The records below need retyping in full; give them again exactly.

#### Data for processing ####

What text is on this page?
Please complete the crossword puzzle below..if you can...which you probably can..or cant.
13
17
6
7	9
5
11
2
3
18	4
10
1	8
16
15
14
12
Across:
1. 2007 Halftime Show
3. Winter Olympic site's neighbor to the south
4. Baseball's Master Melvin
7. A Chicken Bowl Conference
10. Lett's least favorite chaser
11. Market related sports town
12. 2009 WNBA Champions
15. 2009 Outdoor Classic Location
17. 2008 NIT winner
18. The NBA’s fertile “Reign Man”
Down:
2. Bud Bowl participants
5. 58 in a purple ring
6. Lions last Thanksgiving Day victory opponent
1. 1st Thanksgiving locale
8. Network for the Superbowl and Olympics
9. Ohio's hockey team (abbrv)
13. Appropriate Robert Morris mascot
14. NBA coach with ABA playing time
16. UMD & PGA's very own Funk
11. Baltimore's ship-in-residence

####

▶ [Written response]
What text is on this page?
Please complete the crossword puzzle below..if you can...which you probably can..or cant.
13
17
6
7	9
5
11
2
3
18	4
10
1	8
16
15
14
12
Across:
1. 2007 Halftime Show
3. Winter Olympic site's neighbor to the south
4. Baseball's Master Melvin
7. A Chicken Bowl Conference
10. Lett's least favorite chaser
11. Market related sports town
12. 2009 WNBA Champions
15. 2009 Outdoor Classic Location
17. 2008 NIT winner
18. The NBA’s fertile “Reign Man”
Down:
2. Bud Bowl participants
5. 58 in a purple ring
6. Lions last Thanksgiving Day victory opponent
1. 1st Thanksgiving locale
8. Network for the Superbowl and Olympics
9. Ohio's hockey team (abbrv)
13. Appropriate Robert Morris mascot
14. NBA coach with ABA playing time
16. UMD & PGA's very own Funk
11. Baltimore's ship-in-residence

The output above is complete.